JOB: Draw out every line with the word "screenshot" from the listing below.

SUPPLIED DATA:
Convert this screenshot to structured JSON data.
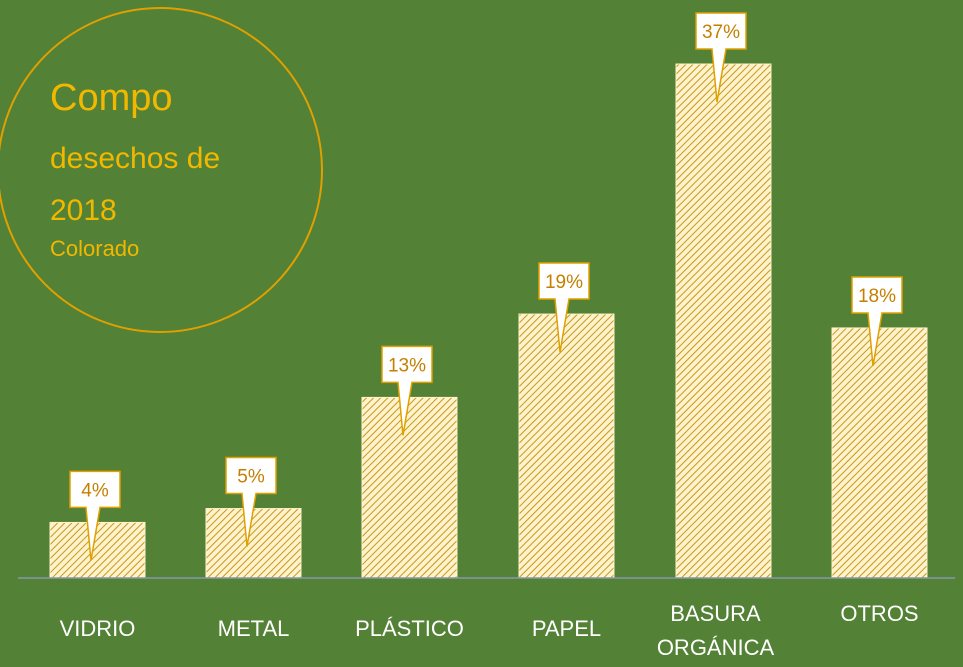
{
  "colors": {
    "background": "#538135",
    "bar_fill": "#fff2cc",
    "bar_hatch": "#c49a1a",
    "callout_border": "#e0a000",
    "callout_text": "#c47f00",
    "title": "#f2b800",
    "axis_line": "#8497b0"
  },
  "title": {
    "line1": "Compo",
    "line2": "desechos de",
    "line3": "2018",
    "line4": "Colorado"
  },
  "chart_data": {
    "type": "bar",
    "categories": [
      "VIDRIO",
      "METAL",
      "PLÁSTICO",
      "PAPEL",
      "BASURA ORGÁNICA",
      "OTROS"
    ],
    "values": [
      4,
      5,
      13,
      19,
      37,
      18
    ],
    "data_labels": [
      "4%",
      "5%",
      "13%",
      "19%",
      "37%",
      "18%"
    ],
    "unit": "%",
    "ylim": [
      0,
      37
    ],
    "grid": false,
    "legend": "none"
  }
}
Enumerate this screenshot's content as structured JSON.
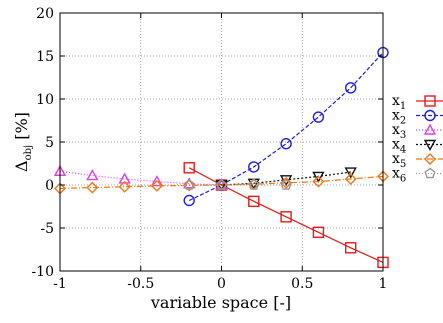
{
  "chart_data": {
    "type": "line",
    "xlabel": "variable space [-]",
    "ylabel": {
      "base": "Δ",
      "sub": "obj",
      "rest": " [%]"
    },
    "xlim": [
      -1,
      1
    ],
    "ylim": [
      -10,
      20
    ],
    "xticks": [
      -1,
      -0.5,
      0,
      0.5,
      1
    ],
    "xtick_labels": [
      "-1",
      "-0.5",
      "0",
      "0.5",
      "1"
    ],
    "yticks": [
      -10,
      -5,
      0,
      5,
      10,
      15,
      20
    ],
    "ytick_labels": [
      "-10",
      "-5",
      "0",
      "5",
      "10",
      "15",
      "20"
    ],
    "grid": true,
    "legend_position": "right",
    "series": [
      {
        "name": "x",
        "sub": "1",
        "color": "#e41a1c",
        "marker": "square",
        "dash": "solid",
        "x": [
          -0.2,
          0,
          0.2,
          0.4,
          0.6,
          0.8,
          1.0
        ],
        "y": [
          2.0,
          0,
          -1.9,
          -3.7,
          -5.5,
          -7.3,
          -9.0
        ]
      },
      {
        "name": "x",
        "sub": "2",
        "color": "#1f1fd6",
        "marker": "circle",
        "dash": "4,2",
        "x": [
          -0.2,
          0,
          0.2,
          0.4,
          0.6,
          0.8,
          1.0
        ],
        "y": [
          -1.8,
          0,
          2.1,
          4.8,
          7.9,
          11.3,
          15.4
        ]
      },
      {
        "name": "x",
        "sub": "3",
        "color": "#e040e0",
        "marker": "triangle-up",
        "dash": "1,2",
        "x": [
          -1.0,
          -0.8,
          -0.6,
          -0.4,
          -0.2,
          0
        ],
        "y": [
          1.6,
          1.1,
          0.7,
          0.4,
          0.15,
          0
        ]
      },
      {
        "name": "x",
        "sub": "4",
        "color": "#111111",
        "marker": "triangle-down",
        "dash": "2,2",
        "x": [
          0,
          0.2,
          0.4,
          0.6,
          0.8
        ],
        "y": [
          0,
          0.2,
          0.6,
          1.0,
          1.5
        ]
      },
      {
        "name": "x",
        "sub": "5",
        "color": "#f07818",
        "marker": "diamond",
        "dash": "6,2,1,2",
        "x": [
          -1.0,
          -0.8,
          -0.6,
          -0.4,
          -0.2,
          0,
          0.2,
          0.4,
          0.6,
          0.8,
          1.0
        ],
        "y": [
          -0.4,
          -0.3,
          -0.2,
          -0.1,
          -0.05,
          0,
          0.1,
          0.25,
          0.4,
          0.7,
          1.0
        ]
      },
      {
        "name": "x",
        "sub": "6",
        "color": "#999999",
        "marker": "pentagon",
        "dash": "1,2",
        "x": [
          -0.2,
          0,
          0.2,
          0.4
        ],
        "y": [
          0,
          0,
          0,
          0
        ]
      }
    ]
  }
}
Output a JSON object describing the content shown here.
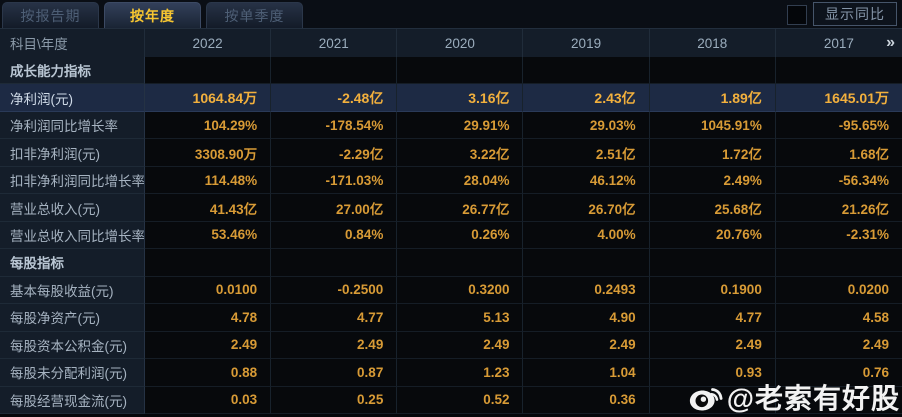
{
  "tabs": [
    {
      "label": "按报告期",
      "active": false
    },
    {
      "label": "按年度",
      "active": true
    },
    {
      "label": "按单季度",
      "active": false
    }
  ],
  "controls": {
    "show_yoy_label": "显示同比",
    "checkbox_checked": false
  },
  "table": {
    "corner_label": "科目\\年度",
    "years": [
      "2022",
      "2021",
      "2020",
      "2019",
      "2018",
      "2017"
    ],
    "more_label": "»",
    "rows": [
      {
        "type": "section",
        "label": "成长能力指标",
        "values": [
          "",
          "",
          "",
          "",
          "",
          ""
        ]
      },
      {
        "type": "data",
        "highlight": true,
        "label": "净利润(元)",
        "values": [
          "1064.84万",
          "-2.48亿",
          "3.16亿",
          "2.43亿",
          "1.89亿",
          "1645.01万"
        ]
      },
      {
        "type": "data",
        "label": "净利润同比增长率",
        "values": [
          "104.29%",
          "-178.54%",
          "29.91%",
          "29.03%",
          "1045.91%",
          "-95.65%"
        ]
      },
      {
        "type": "data",
        "label": "扣非净利润(元)",
        "values": [
          "3308.90万",
          "-2.29亿",
          "3.22亿",
          "2.51亿",
          "1.72亿",
          "1.68亿"
        ]
      },
      {
        "type": "data",
        "label": "扣非净利润同比增长率",
        "values": [
          "114.48%",
          "-171.03%",
          "28.04%",
          "46.12%",
          "2.49%",
          "-56.34%"
        ]
      },
      {
        "type": "data",
        "label": "营业总收入(元)",
        "values": [
          "41.43亿",
          "27.00亿",
          "26.77亿",
          "26.70亿",
          "25.68亿",
          "21.26亿"
        ]
      },
      {
        "type": "data",
        "label": "营业总收入同比增长率",
        "values": [
          "53.46%",
          "0.84%",
          "0.26%",
          "4.00%",
          "20.76%",
          "-2.31%"
        ]
      },
      {
        "type": "section",
        "label": "每股指标",
        "values": [
          "",
          "",
          "",
          "",
          "",
          ""
        ]
      },
      {
        "type": "data",
        "label": "基本每股收益(元)",
        "values": [
          "0.0100",
          "-0.2500",
          "0.3200",
          "0.2493",
          "0.1900",
          "0.0200"
        ]
      },
      {
        "type": "data",
        "label": "每股净资产(元)",
        "values": [
          "4.78",
          "4.77",
          "5.13",
          "4.90",
          "4.77",
          "4.58"
        ]
      },
      {
        "type": "data",
        "label": "每股资本公积金(元)",
        "values": [
          "2.49",
          "2.49",
          "2.49",
          "2.49",
          "2.49",
          "2.49"
        ]
      },
      {
        "type": "data",
        "label": "每股未分配利润(元)",
        "values": [
          "0.88",
          "0.87",
          "1.23",
          "1.04",
          "0.93",
          "0.76"
        ]
      },
      {
        "type": "data",
        "label": "每股经营现金流(元)",
        "values": [
          "0.03",
          "0.25",
          "0.52",
          "0.36",
          "",
          ""
        ]
      }
    ]
  },
  "watermark": {
    "icon": "weibo-icon",
    "text": "@老索有好股"
  },
  "colors": {
    "value_gold": "#d89b36",
    "highlight_row_bg": "#1d2a44",
    "highlight_value_gold": "#f2b03d",
    "active_tab_yellow": "#f7c631",
    "label_bg": "#141d29",
    "cell_bg": "#07090c",
    "label_text": "#a6b3c1"
  }
}
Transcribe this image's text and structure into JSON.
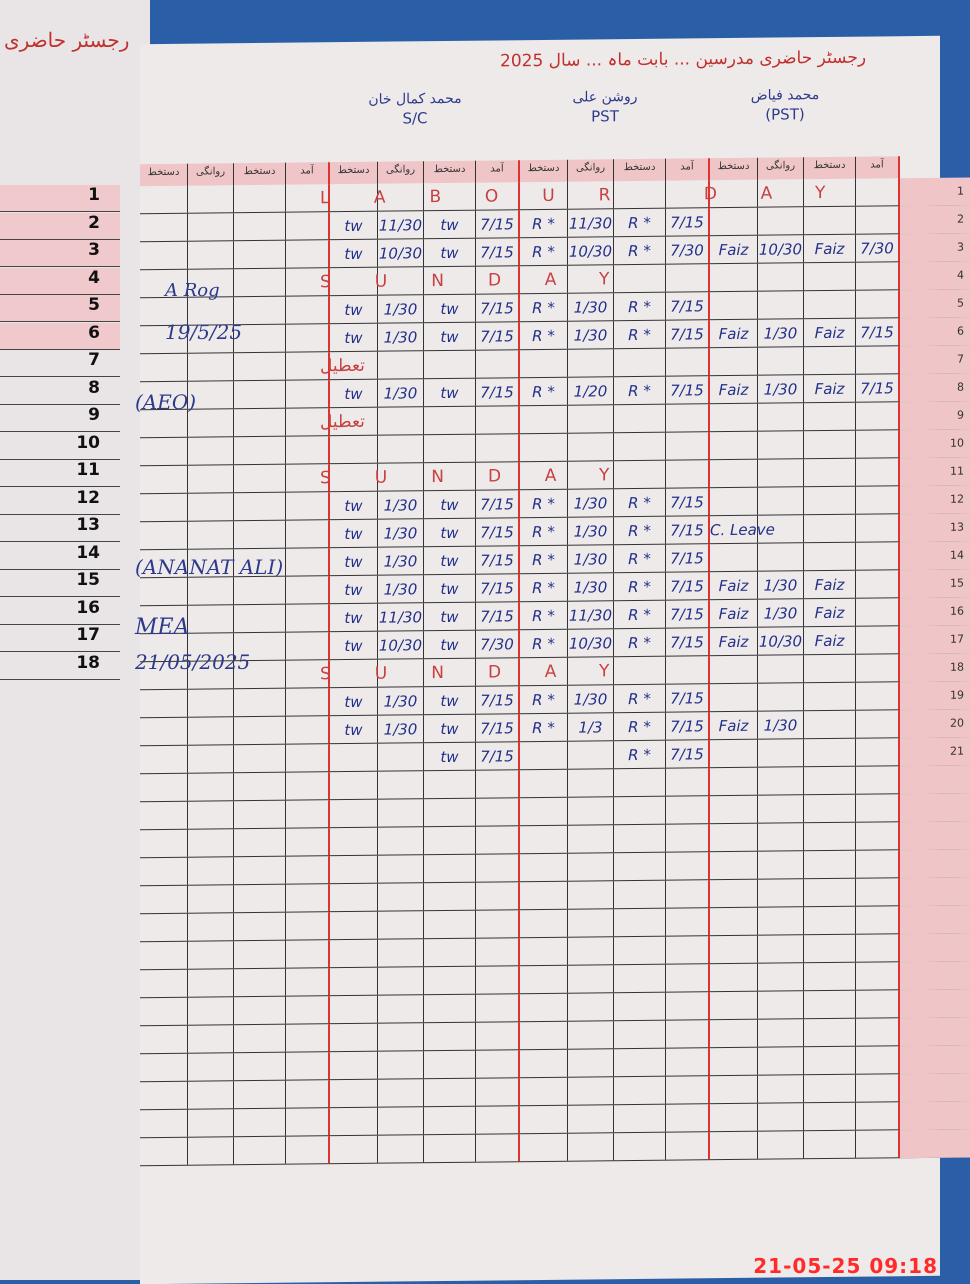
{
  "left_page": {
    "title": "رجسٹر حاضری",
    "row_numbers": [
      "1",
      "2",
      "3",
      "4",
      "5",
      "6",
      "7",
      "8",
      "9",
      "10",
      "11",
      "12",
      "13",
      "14",
      "15",
      "16",
      "17",
      "18"
    ],
    "annotations": {
      "initials": "A Rog",
      "date1": "19/5/25",
      "office": "(AEO)",
      "name": "(ANANAT ALI)",
      "designation": "MEA",
      "date2": "21/05/2025"
    }
  },
  "register": {
    "title": "رجسٹر حاضری مدرسین ... بابت ماہ ... سال 2025",
    "teachers": [
      {
        "name": "محمد کمال خان",
        "designation": "S/C"
      },
      {
        "name": "روشن علی",
        "designation": "PST"
      },
      {
        "name": "محمد فیاض",
        "designation": "(PST)"
      }
    ],
    "column_headers": [
      "دستخط",
      "روانگی",
      "دستخط",
      "آمد"
    ],
    "rows": [
      {
        "day": "1",
        "note": "LABOUR DAY"
      },
      {
        "day": "2",
        "t1": [
          "tw",
          "11/30",
          "tw",
          "7/15"
        ],
        "t2": [
          "R *",
          "11/30",
          "R *",
          "7/15"
        ],
        "t3": [
          "",
          "",
          "",
          ""
        ]
      },
      {
        "day": "3",
        "t1": [
          "tw",
          "10/30",
          "tw",
          "7/15"
        ],
        "t2": [
          "R *",
          "10/30",
          "R *",
          "7/30"
        ],
        "t3": [
          "Faiz",
          "10/30",
          "Faiz",
          "7/30"
        ]
      },
      {
        "day": "4",
        "note": "SUNDAY"
      },
      {
        "day": "5",
        "t1": [
          "tw",
          "1/30",
          "tw",
          "7/15"
        ],
        "t2": [
          "R *",
          "1/30",
          "R *",
          "7/15"
        ],
        "t3": [
          "",
          "",
          "",
          ""
        ]
      },
      {
        "day": "6",
        "t1": [
          "tw",
          "1/30",
          "tw",
          "7/15"
        ],
        "t2": [
          "R *",
          "1/30",
          "R *",
          "7/15"
        ],
        "t3": [
          "Faiz",
          "1/30",
          "Faiz",
          "7/15"
        ]
      },
      {
        "day": "7",
        "note": "تعطیل"
      },
      {
        "day": "8",
        "t1": [
          "tw",
          "1/30",
          "tw",
          "7/15"
        ],
        "t2": [
          "R *",
          "1/20",
          "R *",
          "7/15"
        ],
        "t3": [
          "Faiz",
          "1/30",
          "Faiz",
          "7/15"
        ]
      },
      {
        "day": "9",
        "note": "تعطیل"
      },
      {
        "day": "10",
        "t1": [
          "",
          "",
          "",
          ""
        ],
        "t2": [
          "",
          "",
          "",
          ""
        ],
        "t3": [
          "",
          "",
          "",
          ""
        ]
      },
      {
        "day": "11",
        "note": "SUNDAY"
      },
      {
        "day": "12",
        "t1": [
          "tw",
          "1/30",
          "tw",
          "7/15"
        ],
        "t2": [
          "R *",
          "1/30",
          "R *",
          "7/15"
        ],
        "t3": [
          "",
          "",
          "",
          ""
        ]
      },
      {
        "day": "13",
        "t1": [
          "tw",
          "1/30",
          "tw",
          "7/15"
        ],
        "t2": [
          "R *",
          "1/30",
          "R *",
          "7/15"
        ],
        "t3": [
          "C. Leave",
          "",
          "",
          ""
        ]
      },
      {
        "day": "14",
        "t1": [
          "tw",
          "1/30",
          "tw",
          "7/15"
        ],
        "t2": [
          "R *",
          "1/30",
          "R *",
          "7/15"
        ],
        "t3": [
          "",
          "",
          "",
          ""
        ]
      },
      {
        "day": "15",
        "t1": [
          "tw",
          "1/30",
          "tw",
          "7/15"
        ],
        "t2": [
          "R *",
          "1/30",
          "R *",
          "7/15"
        ],
        "t3": [
          "Faiz",
          "1/30",
          "Faiz",
          ""
        ]
      },
      {
        "day": "16",
        "t1": [
          "tw",
          "11/30",
          "tw",
          "7/15"
        ],
        "t2": [
          "R *",
          "11/30",
          "R *",
          "7/15"
        ],
        "t3": [
          "Faiz",
          "1/30",
          "Faiz",
          ""
        ]
      },
      {
        "day": "17",
        "t1": [
          "tw",
          "10/30",
          "tw",
          "7/30"
        ],
        "t2": [
          "R *",
          "10/30",
          "R *",
          "7/15"
        ],
        "t3": [
          "Faiz",
          "10/30",
          "Faiz",
          ""
        ]
      },
      {
        "day": "18",
        "note": "SUNDAY"
      },
      {
        "day": "19",
        "t1": [
          "tw",
          "1/30",
          "tw",
          "7/15"
        ],
        "t2": [
          "R *",
          "1/30",
          "R *",
          "7/15"
        ],
        "t3": [
          "",
          "",
          "",
          ""
        ]
      },
      {
        "day": "20",
        "t1": [
          "tw",
          "1/30",
          "tw",
          "7/15"
        ],
        "t2": [
          "R *",
          "1/3",
          "R *",
          "7/15"
        ],
        "t3": [
          "Faiz",
          "1/30",
          "",
          ""
        ]
      },
      {
        "day": "21",
        "t1": [
          "",
          "",
          "tw",
          "7/15"
        ],
        "t2": [
          "",
          "",
          "R *",
          "7/15"
        ],
        "t3": [
          "",
          "",
          "",
          ""
        ]
      }
    ],
    "blank_rows": 14
  },
  "timestamp": "21-05-25  09:18",
  "colors": {
    "ink_blue": "#23308a",
    "ink_red": "#c84040",
    "rule_red": "#d33333",
    "header_pink": "#efc5c8"
  }
}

ANSWER TO THE EXERCISE:
Convert this screenshot to structured JSON data.
Enumerate this screenshot's content as structured JSON.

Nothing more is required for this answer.